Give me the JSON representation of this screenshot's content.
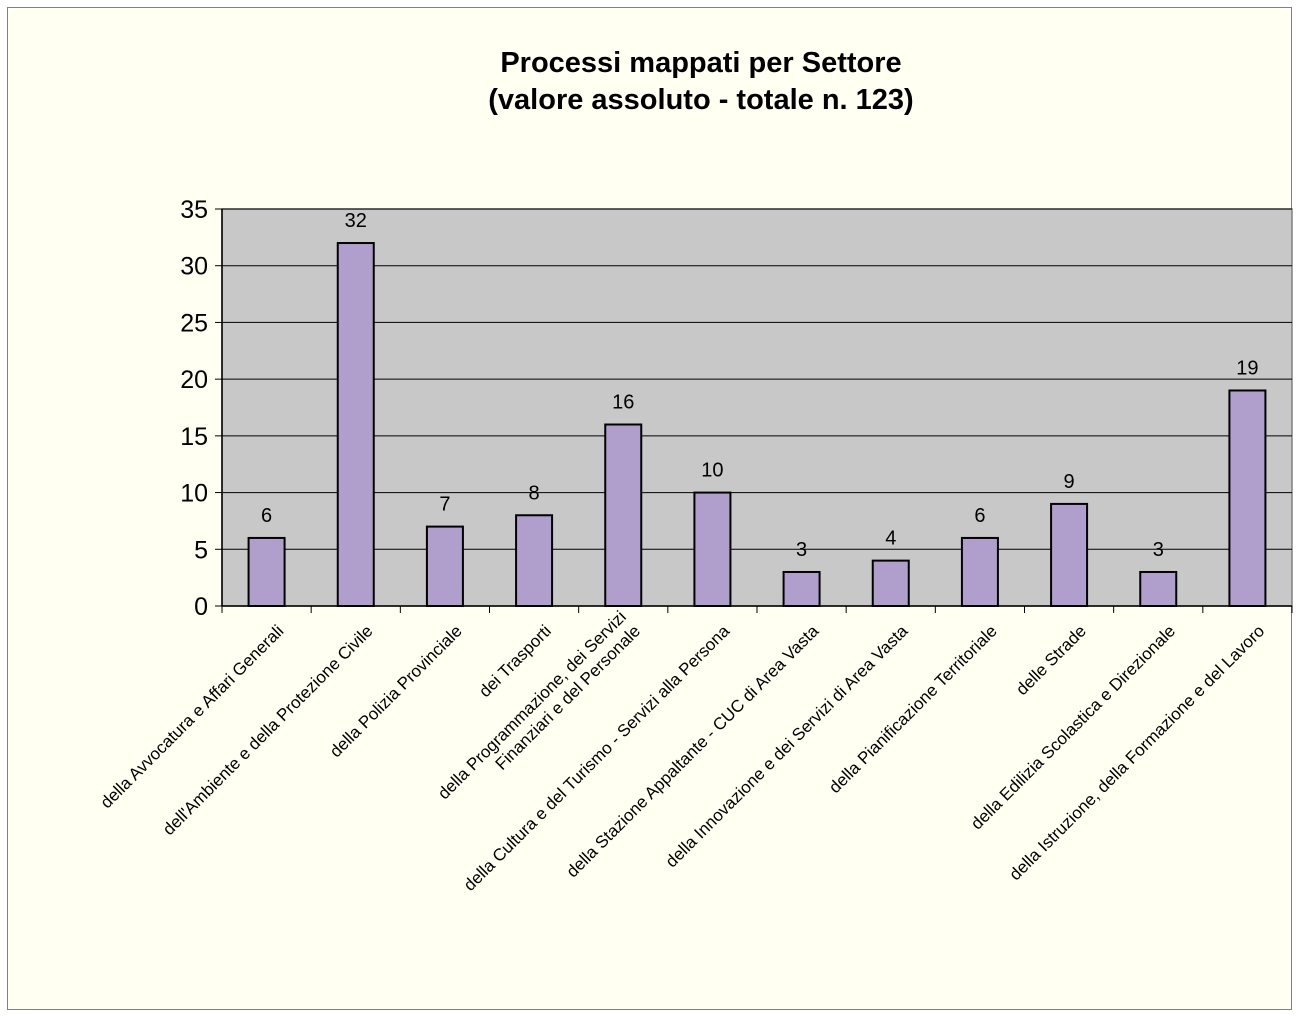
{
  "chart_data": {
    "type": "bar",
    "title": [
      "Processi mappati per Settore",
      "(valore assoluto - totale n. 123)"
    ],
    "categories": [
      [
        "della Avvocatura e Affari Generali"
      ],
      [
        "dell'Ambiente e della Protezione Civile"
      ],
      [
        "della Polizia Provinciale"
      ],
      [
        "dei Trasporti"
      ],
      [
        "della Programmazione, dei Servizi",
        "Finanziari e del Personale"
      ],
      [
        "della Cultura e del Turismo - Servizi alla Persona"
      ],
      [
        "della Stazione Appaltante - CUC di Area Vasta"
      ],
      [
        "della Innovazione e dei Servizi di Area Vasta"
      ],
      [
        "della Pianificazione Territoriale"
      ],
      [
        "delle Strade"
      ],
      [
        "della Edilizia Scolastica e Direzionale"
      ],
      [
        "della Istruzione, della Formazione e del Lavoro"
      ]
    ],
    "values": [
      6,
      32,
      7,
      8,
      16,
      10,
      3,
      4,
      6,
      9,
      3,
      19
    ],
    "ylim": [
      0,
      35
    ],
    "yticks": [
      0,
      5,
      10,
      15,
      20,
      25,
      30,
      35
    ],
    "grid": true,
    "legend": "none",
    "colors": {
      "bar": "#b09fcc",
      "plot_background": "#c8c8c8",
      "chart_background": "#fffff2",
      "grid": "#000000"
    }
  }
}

▶ _Problem description_
Write out the records above once more, word for word, with no pictures.

▶ _Exercise answer_
Give me the JSON representation of this screenshot's content.
{
  "chart_data": {
    "type": "bar",
    "title": [
      "Processi mappati per Settore",
      "(valore assoluto - totale n. 123)"
    ],
    "categories": [
      [
        "della Avvocatura e Affari Generali"
      ],
      [
        "dell'Ambiente e della Protezione Civile"
      ],
      [
        "della Polizia Provinciale"
      ],
      [
        "dei Trasporti"
      ],
      [
        "della Programmazione, dei Servizi",
        "Finanziari e del Personale"
      ],
      [
        "della Cultura e del Turismo - Servizi alla Persona"
      ],
      [
        "della Stazione Appaltante - CUC di Area Vasta"
      ],
      [
        "della Innovazione e dei Servizi di Area Vasta"
      ],
      [
        "della Pianificazione Territoriale"
      ],
      [
        "delle Strade"
      ],
      [
        "della Edilizia Scolastica e Direzionale"
      ],
      [
        "della Istruzione, della Formazione e del Lavoro"
      ]
    ],
    "values": [
      6,
      32,
      7,
      8,
      16,
      10,
      3,
      4,
      6,
      9,
      3,
      19
    ],
    "ylim": [
      0,
      35
    ],
    "yticks": [
      0,
      5,
      10,
      15,
      20,
      25,
      30,
      35
    ],
    "grid": true,
    "legend": "none",
    "colors": {
      "bar": "#b09fcc",
      "plot_background": "#c8c8c8",
      "chart_background": "#fffff2",
      "grid": "#000000"
    }
  }
}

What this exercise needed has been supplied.